[START EXERCISE MATERIAL]

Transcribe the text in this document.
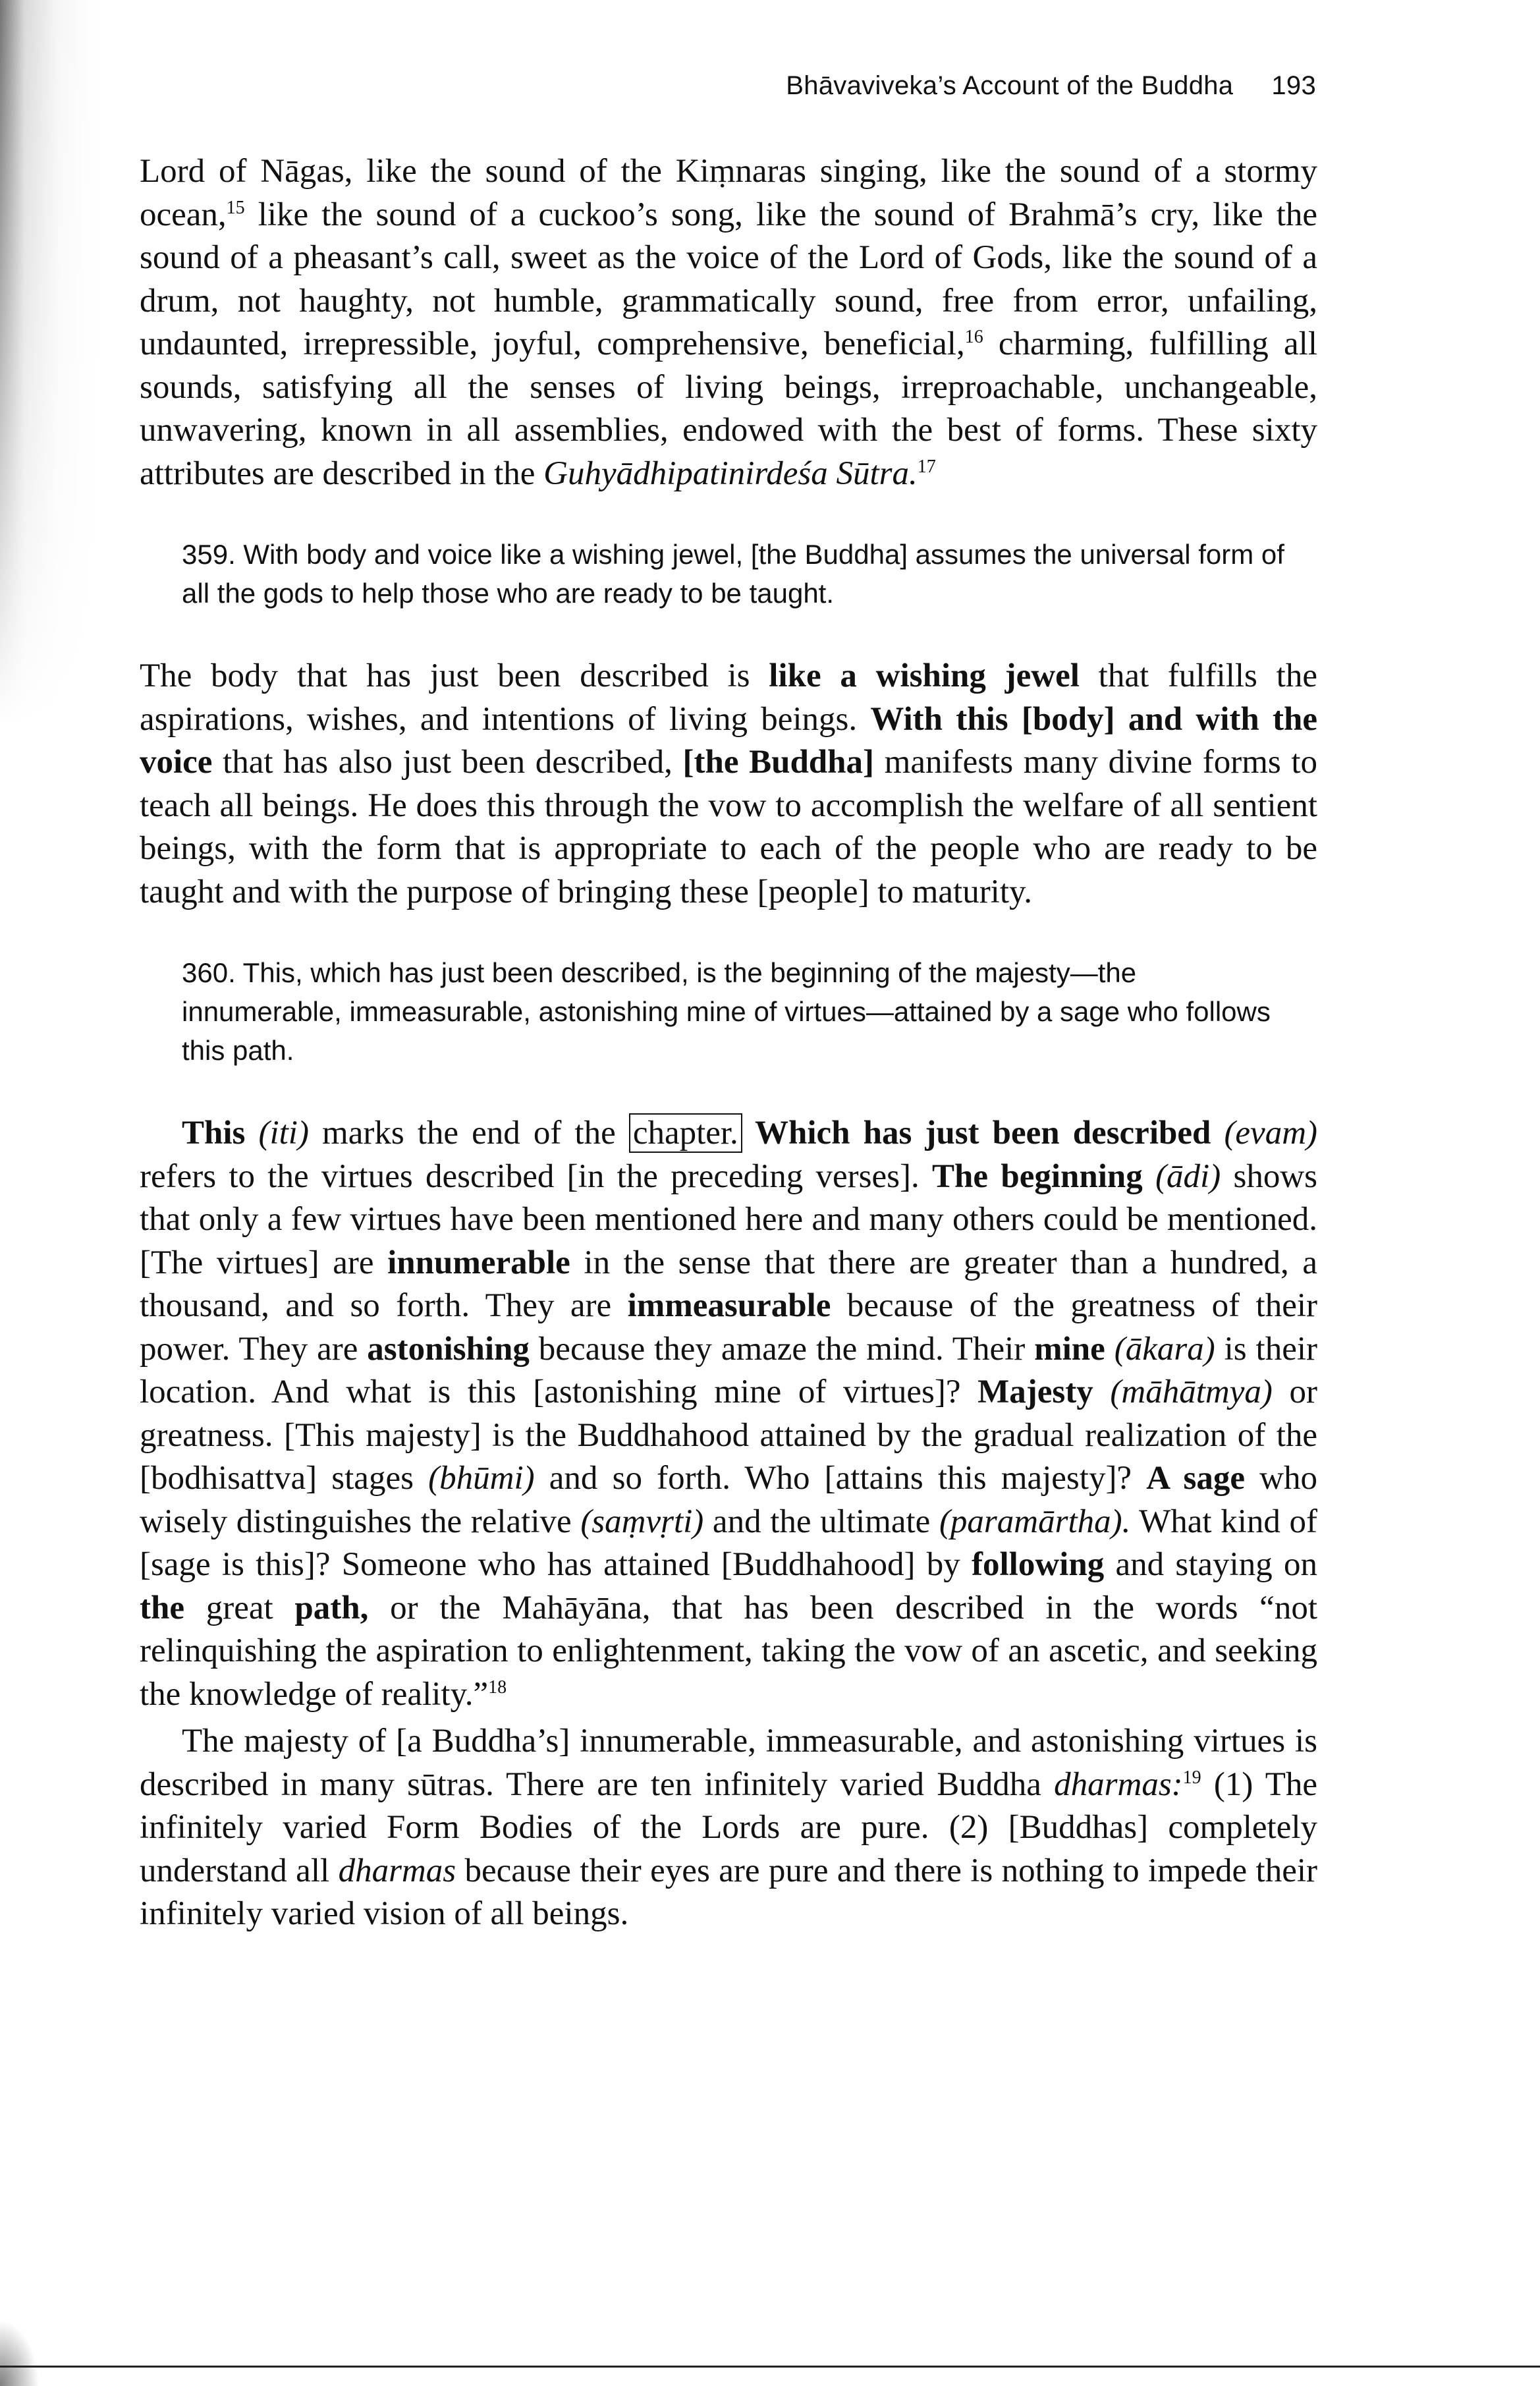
Bhāvaviveka’s Account of the Buddha 193

Lord of Nāgas, like the sound of the Kiṃnaras singing, like the sound of a stormy ocean,$^{15}$ like the sound of a cuckoo’s song, like the sound of Brahmā’s cry, like the sound of a pheasant’s call, sweet as the voice of the Lord of Gods, like the sound of a drum, not haughty, not humble, grammatically sound, free from error, unfailing, undaunted, irrepressible, joyful, comprehensive, beneficial,$^{16}$ charming, fulfilling all sounds, satisfying all the senses of living beings, irreproachable, unchangeable, unwavering, known in all assemblies, endowed with the best of forms. These sixty attributes are described in the Guhyādhipatinirdeśa Sūtra.$^{17}$

359. With body and voice like a wishing jewel, [the Buddha] assumes the universal form of all the gods to help those who are ready to be taught.

The body that has just been described is like a wishing jewel that fulfills the aspirations, wishes, and intentions of living beings. With this [body] and with the voice that has also just been described, [the Buddha] manifests many divine forms to teach all beings. He does this through the vow to accomplish the welfare of all sentient beings, with the form that is appropriate to each of the people who are ready to be taught and with the purpose of bringing these [people] to maturity.

360. This, which has just been described, is the beginning of the majesty—the innumerable, immeasurable, astonishing mine of virtues—attained by a sage who follows this path.

This (iti) marks the end of the chapter. Which has just been described (evam) refers to the virtues described [in the preceding verses]. The beginning (ādi) shows that only a few virtues have been mentioned here and many others could be mentioned. [The virtues] are innumerable in the sense that there are greater than a hundred, a thousand, and so forth. They are immeasurable because of the greatness of their power. They are astonishing because they amaze the mind. Their mine (ākara) is their location. And what is this [astonishing mine of virtues]? Majesty (māhātmya) or greatness. [This majesty] is the Buddhahood attained by the gradual realization of the [bodhisattva] stages (bhūmi) and so forth. Who [attains this majesty]? A sage who wisely distinguishes the relative (saṃvṛti) and the ultimate (paramārtha). What kind of [sage is this]? Someone who has attained [Buddhahood] by following and staying on the great path, or the Mahāyāna, that has been described in the words “not relinquishing the aspiration to enlightenment, taking the vow of an ascetic, and seeking the knowledge of reality.”$^{18}$

The majesty of [a Buddha’s] innumerable, immeasurable, and astonishing virtues is described in many sūtras. There are ten infinitely varied Buddha dharmas:$^{19}$ (1) The infinitely varied Form Bodies of the Lords are pure. (2) [Buddhas] completely understand all dharmas because their eyes are pure and there is nothing to impede their infinitely varied vision of all beings.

[END EXERCISE MATERIAL]

_GIVEN REQUEST_. In this exercise, set down all of the data exactly, without the pictures.

_CORRECT ANSWER_.
Transcribe the text in this document.
Bhāvaviveka’s Account of the Buddha 193

Lord of Nāgas, like the sound of the Kiṃnaras singing, like the sound of a stormy ocean,$^{15}$ like the sound of a cuckoo’s song, like the sound of Brahmā’s cry, like the sound of a pheasant’s call, sweet as the voice of the Lord of Gods, like the sound of a drum, not haughty, not humble, grammatically sound, free from error, unfailing, undaunted, irrepressible, joyful, comprehensive, beneficial,$^{16}$ charming, fulfilling all sounds, satisfying all the senses of living beings, irreproachable, unchangeable, unwavering, known in all assemblies, endowed with the best of forms. These sixty attributes are described in the Guhyādhipatinirdeśa Sūtra.$^{17}$

359. With body and voice like a wishing jewel, [the Buddha] assumes the universal form of all the gods to help those who are ready to be taught.

The body that has just been described is like a wishing jewel that fulfills the aspirations, wishes, and intentions of living beings. With this [body] and with the voice that has also just been described, [the Buddha] manifests many divine forms to teach all beings. He does this through the vow to accomplish the welfare of all sentient beings, with the form that is appropriate to each of the people who are ready to be taught and with the purpose of bringing these [people] to maturity.

360. This, which has just been described, is the beginning of the majesty—the innumerable, immeasurable, astonishing mine of virtues—attained by a sage who follows this path.

This (iti) marks the end of the chapter. Which has just been described (evam) refers to the virtues described [in the preceding verses]. The beginning (ādi) shows that only a few virtues have been mentioned here and many others could be mentioned. [The virtues] are innumerable in the sense that there are greater than a hundred, a thousand, and so forth. They are immeasurable because of the greatness of their power. They are astonishing because they amaze the mind. Their mine (ākara) is their location. And what is this [astonishing mine of virtues]? Majesty (māhātmya) or greatness. [This majesty] is the Buddhahood attained by the gradual realization of the [bodhisattva] stages (bhūmi) and so forth. Who [attains this majesty]? A sage who wisely distinguishes the relative (saṃvṛti) and the ultimate (paramārtha). What kind of [sage is this]? Someone who has attained [Buddhahood] by following and staying on the great path, or the Mahāyāna, that has been described in the words “not relinquishing the aspiration to enlightenment, taking the vow of an ascetic, and seeking the knowledge of reality.”$^{18}$

The majesty of [a Buddha’s] innumerable, immeasurable, and astonishing virtues is described in many sūtras. There are ten infinitely varied Buddha dharmas:$^{19}$ (1) The infinitely varied Form Bodies of the Lords are pure. (2) [Buddhas] completely understand all dharmas because their eyes are pure and there is nothing to impede their infinitely varied vision of all beings.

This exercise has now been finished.